→ EXTRACTED MATERIAL
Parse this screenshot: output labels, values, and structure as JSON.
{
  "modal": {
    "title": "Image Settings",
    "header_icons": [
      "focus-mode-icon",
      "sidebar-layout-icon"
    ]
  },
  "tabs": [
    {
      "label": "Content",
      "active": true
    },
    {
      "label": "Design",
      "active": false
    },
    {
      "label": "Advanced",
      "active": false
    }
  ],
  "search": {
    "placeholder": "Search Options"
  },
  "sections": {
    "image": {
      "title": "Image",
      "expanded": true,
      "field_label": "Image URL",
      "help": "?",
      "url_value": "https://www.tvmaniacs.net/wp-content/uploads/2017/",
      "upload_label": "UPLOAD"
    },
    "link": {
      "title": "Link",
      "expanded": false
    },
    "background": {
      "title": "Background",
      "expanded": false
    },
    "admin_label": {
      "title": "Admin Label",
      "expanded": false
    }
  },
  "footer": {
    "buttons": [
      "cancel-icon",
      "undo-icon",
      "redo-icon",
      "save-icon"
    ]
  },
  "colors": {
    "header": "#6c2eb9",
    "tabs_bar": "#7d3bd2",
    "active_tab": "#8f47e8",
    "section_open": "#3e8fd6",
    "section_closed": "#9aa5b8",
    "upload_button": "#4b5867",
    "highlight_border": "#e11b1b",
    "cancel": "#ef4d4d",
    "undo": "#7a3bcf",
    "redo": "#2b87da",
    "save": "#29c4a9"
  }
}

→ SET EXERCISE
Nothing in the listing may be changed; retype it all exactly.

→ FINAL ANSWER
Parse this screenshot: output labels, values, and structure as JSON.
{
  "modal": {
    "title": "Image Settings",
    "header_icons": [
      "focus-mode-icon",
      "sidebar-layout-icon"
    ]
  },
  "tabs": [
    {
      "label": "Content",
      "active": true
    },
    {
      "label": "Design",
      "active": false
    },
    {
      "label": "Advanced",
      "active": false
    }
  ],
  "search": {
    "placeholder": "Search Options"
  },
  "sections": {
    "image": {
      "title": "Image",
      "expanded": true,
      "field_label": "Image URL",
      "help": "?",
      "url_value": "https://www.tvmaniacs.net/wp-content/uploads/2017/",
      "upload_label": "UPLOAD"
    },
    "link": {
      "title": "Link",
      "expanded": false
    },
    "background": {
      "title": "Background",
      "expanded": false
    },
    "admin_label": {
      "title": "Admin Label",
      "expanded": false
    }
  },
  "footer": {
    "buttons": [
      "cancel-icon",
      "undo-icon",
      "redo-icon",
      "save-icon"
    ]
  },
  "colors": {
    "header": "#6c2eb9",
    "tabs_bar": "#7d3bd2",
    "active_tab": "#8f47e8",
    "section_open": "#3e8fd6",
    "section_closed": "#9aa5b8",
    "upload_button": "#4b5867",
    "highlight_border": "#e11b1b",
    "cancel": "#ef4d4d",
    "undo": "#7a3bcf",
    "redo": "#2b87da",
    "save": "#29c4a9"
  }
}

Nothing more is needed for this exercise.